Data entries for graphics
——

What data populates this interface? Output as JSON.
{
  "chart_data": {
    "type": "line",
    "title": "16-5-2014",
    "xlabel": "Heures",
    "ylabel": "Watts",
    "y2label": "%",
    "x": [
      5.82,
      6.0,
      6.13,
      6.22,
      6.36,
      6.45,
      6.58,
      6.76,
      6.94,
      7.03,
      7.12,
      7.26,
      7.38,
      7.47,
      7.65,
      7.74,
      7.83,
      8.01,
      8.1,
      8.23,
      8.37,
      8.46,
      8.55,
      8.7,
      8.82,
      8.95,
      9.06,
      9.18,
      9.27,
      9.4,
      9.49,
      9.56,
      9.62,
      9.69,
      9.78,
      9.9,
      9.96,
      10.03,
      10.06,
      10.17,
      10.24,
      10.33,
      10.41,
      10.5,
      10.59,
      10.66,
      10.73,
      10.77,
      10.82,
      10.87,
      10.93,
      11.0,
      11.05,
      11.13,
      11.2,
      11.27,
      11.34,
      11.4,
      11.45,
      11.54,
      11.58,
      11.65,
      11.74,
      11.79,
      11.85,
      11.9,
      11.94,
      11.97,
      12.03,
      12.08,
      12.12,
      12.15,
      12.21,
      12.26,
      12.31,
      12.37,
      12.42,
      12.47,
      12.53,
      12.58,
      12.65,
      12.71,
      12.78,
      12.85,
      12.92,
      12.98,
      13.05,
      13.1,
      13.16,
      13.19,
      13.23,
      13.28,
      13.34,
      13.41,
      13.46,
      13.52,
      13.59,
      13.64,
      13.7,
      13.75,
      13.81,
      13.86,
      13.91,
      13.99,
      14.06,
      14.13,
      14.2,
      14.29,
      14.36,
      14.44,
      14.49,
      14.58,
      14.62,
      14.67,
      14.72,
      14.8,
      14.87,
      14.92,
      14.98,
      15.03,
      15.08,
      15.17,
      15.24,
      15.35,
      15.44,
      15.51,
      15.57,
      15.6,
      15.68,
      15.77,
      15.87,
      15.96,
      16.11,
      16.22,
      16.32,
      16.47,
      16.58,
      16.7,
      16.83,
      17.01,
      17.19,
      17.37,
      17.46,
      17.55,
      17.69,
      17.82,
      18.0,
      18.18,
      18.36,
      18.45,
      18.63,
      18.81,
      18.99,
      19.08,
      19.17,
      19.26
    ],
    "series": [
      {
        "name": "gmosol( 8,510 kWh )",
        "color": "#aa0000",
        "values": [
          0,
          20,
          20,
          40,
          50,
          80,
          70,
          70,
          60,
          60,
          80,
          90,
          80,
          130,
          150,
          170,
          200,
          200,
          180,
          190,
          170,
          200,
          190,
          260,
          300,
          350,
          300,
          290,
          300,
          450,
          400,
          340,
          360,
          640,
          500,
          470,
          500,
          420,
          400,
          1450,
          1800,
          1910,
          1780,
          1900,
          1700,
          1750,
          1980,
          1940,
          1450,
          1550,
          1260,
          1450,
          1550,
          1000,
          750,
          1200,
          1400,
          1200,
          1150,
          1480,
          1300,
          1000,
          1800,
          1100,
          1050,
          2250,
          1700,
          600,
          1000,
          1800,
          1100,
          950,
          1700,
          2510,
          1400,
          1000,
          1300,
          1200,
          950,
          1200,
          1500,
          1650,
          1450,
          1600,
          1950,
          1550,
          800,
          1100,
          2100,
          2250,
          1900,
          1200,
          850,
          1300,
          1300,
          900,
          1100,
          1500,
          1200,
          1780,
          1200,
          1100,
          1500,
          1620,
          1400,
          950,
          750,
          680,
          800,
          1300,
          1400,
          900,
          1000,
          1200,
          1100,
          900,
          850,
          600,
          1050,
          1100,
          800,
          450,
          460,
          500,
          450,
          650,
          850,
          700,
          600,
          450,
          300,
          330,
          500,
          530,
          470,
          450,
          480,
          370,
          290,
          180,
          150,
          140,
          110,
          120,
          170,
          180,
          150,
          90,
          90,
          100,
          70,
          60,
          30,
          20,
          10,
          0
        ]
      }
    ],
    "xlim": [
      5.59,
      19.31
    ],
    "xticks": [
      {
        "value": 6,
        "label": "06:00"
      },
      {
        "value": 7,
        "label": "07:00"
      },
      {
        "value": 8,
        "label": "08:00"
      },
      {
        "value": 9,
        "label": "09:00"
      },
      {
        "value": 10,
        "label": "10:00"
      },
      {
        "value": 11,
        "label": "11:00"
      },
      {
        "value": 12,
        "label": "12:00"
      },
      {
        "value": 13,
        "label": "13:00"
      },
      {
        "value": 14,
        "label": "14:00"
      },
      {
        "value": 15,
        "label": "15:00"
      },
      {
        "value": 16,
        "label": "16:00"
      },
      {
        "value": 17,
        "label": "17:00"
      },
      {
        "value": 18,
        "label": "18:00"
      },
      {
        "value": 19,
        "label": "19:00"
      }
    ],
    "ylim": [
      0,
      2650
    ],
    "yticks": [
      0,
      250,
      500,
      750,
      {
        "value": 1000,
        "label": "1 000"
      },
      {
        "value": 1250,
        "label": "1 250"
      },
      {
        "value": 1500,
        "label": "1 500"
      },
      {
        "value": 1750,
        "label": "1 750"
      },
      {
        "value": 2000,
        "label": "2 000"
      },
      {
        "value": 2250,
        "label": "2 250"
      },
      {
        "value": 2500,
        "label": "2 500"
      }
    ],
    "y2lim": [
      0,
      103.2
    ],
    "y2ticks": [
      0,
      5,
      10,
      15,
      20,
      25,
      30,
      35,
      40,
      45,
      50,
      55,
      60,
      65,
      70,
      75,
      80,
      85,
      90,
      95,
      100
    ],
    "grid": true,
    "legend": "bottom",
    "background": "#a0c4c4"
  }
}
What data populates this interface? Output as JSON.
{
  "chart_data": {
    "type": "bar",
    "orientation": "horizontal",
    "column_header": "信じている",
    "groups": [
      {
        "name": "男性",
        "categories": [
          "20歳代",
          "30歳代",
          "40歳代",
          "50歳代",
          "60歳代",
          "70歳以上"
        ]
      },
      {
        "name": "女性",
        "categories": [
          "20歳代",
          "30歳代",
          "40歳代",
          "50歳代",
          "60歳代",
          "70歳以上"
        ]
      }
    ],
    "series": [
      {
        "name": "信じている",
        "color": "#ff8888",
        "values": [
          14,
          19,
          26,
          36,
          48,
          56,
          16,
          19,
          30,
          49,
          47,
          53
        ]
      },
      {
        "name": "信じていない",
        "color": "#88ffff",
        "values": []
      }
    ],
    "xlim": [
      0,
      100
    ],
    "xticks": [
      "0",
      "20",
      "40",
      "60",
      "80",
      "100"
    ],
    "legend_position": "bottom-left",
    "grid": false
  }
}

——

**What is asked:**
Once more, set down the full listing, verbatim.

**Answer:**
What data populates this interface? Output as JSON.
{
  "chart_data": {
    "type": "line",
    "title": "16-5-2014",
    "xlabel": "Heures",
    "ylabel": "Watts",
    "y2label": "%",
    "x": [
      5.82,
      6.0,
      6.13,
      6.22,
      6.36,
      6.45,
      6.58,
      6.76,
      6.94,
      7.03,
      7.12,
      7.26,
      7.38,
      7.47,
      7.65,
      7.74,
      7.83,
      8.01,
      8.1,
      8.23,
      8.37,
      8.46,
      8.55,
      8.7,
      8.82,
      8.95,
      9.06,
      9.18,
      9.27,
      9.4,
      9.49,
      9.56,
      9.62,
      9.69,
      9.78,
      9.9,
      9.96,
      10.03,
      10.06,
      10.17,
      10.24,
      10.33,
      10.41,
      10.5,
      10.59,
      10.66,
      10.73,
      10.77,
      10.82,
      10.87,
      10.93,
      11.0,
      11.05,
      11.13,
      11.2,
      11.27,
      11.34,
      11.4,
      11.45,
      11.54,
      11.58,
      11.65,
      11.74,
      11.79,
      11.85,
      11.9,
      11.94,
      11.97,
      12.03,
      12.08,
      12.12,
      12.15,
      12.21,
      12.26,
      12.31,
      12.37,
      12.42,
      12.47,
      12.53,
      12.58,
      12.65,
      12.71,
      12.78,
      12.85,
      12.92,
      12.98,
      13.05,
      13.1,
      13.16,
      13.19,
      13.23,
      13.28,
      13.34,
      13.41,
      13.46,
      13.52,
      13.59,
      13.64,
      13.7,
      13.75,
      13.81,
      13.86,
      13.91,
      13.99,
      14.06,
      14.13,
      14.2,
      14.29,
      14.36,
      14.44,
      14.49,
      14.58,
      14.62,
      14.67,
      14.72,
      14.8,
      14.87,
      14.92,
      14.98,
      15.03,
      15.08,
      15.17,
      15.24,
      15.35,
      15.44,
      15.51,
      15.57,
      15.6,
      15.68,
      15.77,
      15.87,
      15.96,
      16.11,
      16.22,
      16.32,
      16.47,
      16.58,
      16.7,
      16.83,
      17.01,
      17.19,
      17.37,
      17.46,
      17.55,
      17.69,
      17.82,
      18.0,
      18.18,
      18.36,
      18.45,
      18.63,
      18.81,
      18.99,
      19.08,
      19.17,
      19.26
    ],
    "series": [
      {
        "name": "gmosol( 8,510 kWh )",
        "color": "#aa0000",
        "values": [
          0,
          20,
          20,
          40,
          50,
          80,
          70,
          70,
          60,
          60,
          80,
          90,
          80,
          130,
          150,
          170,
          200,
          200,
          180,
          190,
          170,
          200,
          190,
          260,
          300,
          350,
          300,
          290,
          300,
          450,
          400,
          340,
          360,
          640,
          500,
          470,
          500,
          420,
          400,
          1450,
          1800,
          1910,
          1780,
          1900,
          1700,
          1750,
          1980,
          1940,
          1450,
          1550,
          1260,
          1450,
          1550,
          1000,
          750,
          1200,
          1400,
          1200,
          1150,
          1480,
          1300,
          1000,
          1800,
          1100,
          1050,
          2250,
          1700,
          600,
          1000,
          1800,
          1100,
          950,
          1700,
          2510,
          1400,
          1000,
          1300,
          1200,
          950,
          1200,
          1500,
          1650,
          1450,
          1600,
          1950,
          1550,
          800,
          1100,
          2100,
          2250,
          1900,
          1200,
          850,
          1300,
          1300,
          900,
          1100,
          1500,
          1200,
          1780,
          1200,
          1100,
          1500,
          1620,
          1400,
          950,
          750,
          680,
          800,
          1300,
          1400,
          900,
          1000,
          1200,
          1100,
          900,
          850,
          600,
          1050,
          1100,
          800,
          450,
          460,
          500,
          450,
          650,
          850,
          700,
          600,
          450,
          300,
          330,
          500,
          530,
          470,
          450,
          480,
          370,
          290,
          180,
          150,
          140,
          110,
          120,
          170,
          180,
          150,
          90,
          90,
          100,
          70,
          60,
          30,
          20,
          10,
          0
        ]
      }
    ],
    "xlim": [
      5.59,
      19.31
    ],
    "xticks": [
      {
        "value": 6,
        "label": "06:00"
      },
      {
        "value": 7,
        "label": "07:00"
      },
      {
        "value": 8,
        "label": "08:00"
      },
      {
        "value": 9,
        "label": "09:00"
      },
      {
        "value": 10,
        "label": "10:00"
      },
      {
        "value": 11,
        "label": "11:00"
      },
      {
        "value": 12,
        "label": "12:00"
      },
      {
        "value": 13,
        "label": "13:00"
      },
      {
        "value": 14,
        "label": "14:00"
      },
      {
        "value": 15,
        "label": "15:00"
      },
      {
        "value": 16,
        "label": "16:00"
      },
      {
        "value": 17,
        "label": "17:00"
      },
      {
        "value": 18,
        "label": "18:00"
      },
      {
        "value": 19,
        "label": "19:00"
      }
    ],
    "ylim": [
      0,
      2650
    ],
    "yticks": [
      0,
      250,
      500,
      750,
      {
        "value": 1000,
        "label": "1 000"
      },
      {
        "value": 1250,
        "label": "1 250"
      },
      {
        "value": 1500,
        "label": "1 500"
      },
      {
        "value": 1750,
        "label": "1 750"
      },
      {
        "value": 2000,
        "label": "2 000"
      },
      {
        "value": 2250,
        "label": "2 250"
      },
      {
        "value": 2500,
        "label": "2 500"
      }
    ],
    "y2lim": [
      0,
      103.2
    ],
    "y2ticks": [
      0,
      5,
      10,
      15,
      20,
      25,
      30,
      35,
      40,
      45,
      50,
      55,
      60,
      65,
      70,
      75,
      80,
      85,
      90,
      95,
      100
    ],
    "grid": true,
    "legend": "bottom",
    "background": "#a0c4c4"
  }
}
What data populates this interface? Output as JSON.
{
  "chart_data": {
    "type": "bar",
    "orientation": "horizontal",
    "column_header": "信じている",
    "groups": [
      {
        "name": "男性",
        "categories": [
          "20歳代",
          "30歳代",
          "40歳代",
          "50歳代",
          "60歳代",
          "70歳以上"
        ]
      },
      {
        "name": "女性",
        "categories": [
          "20歳代",
          "30歳代",
          "40歳代",
          "50歳代",
          "60歳代",
          "70歳以上"
        ]
      }
    ],
    "series": [
      {
        "name": "信じている",
        "color": "#ff8888",
        "values": [
          14,
          19,
          26,
          36,
          48,
          56,
          16,
          19,
          30,
          49,
          47,
          53
        ]
      },
      {
        "name": "信じていない",
        "color": "#88ffff",
        "values": []
      }
    ],
    "xlim": [
      0,
      100
    ],
    "xticks": [
      "0",
      "20",
      "40",
      "60",
      "80",
      "100"
    ],
    "legend_position": "bottom-left",
    "grid": false
  }
}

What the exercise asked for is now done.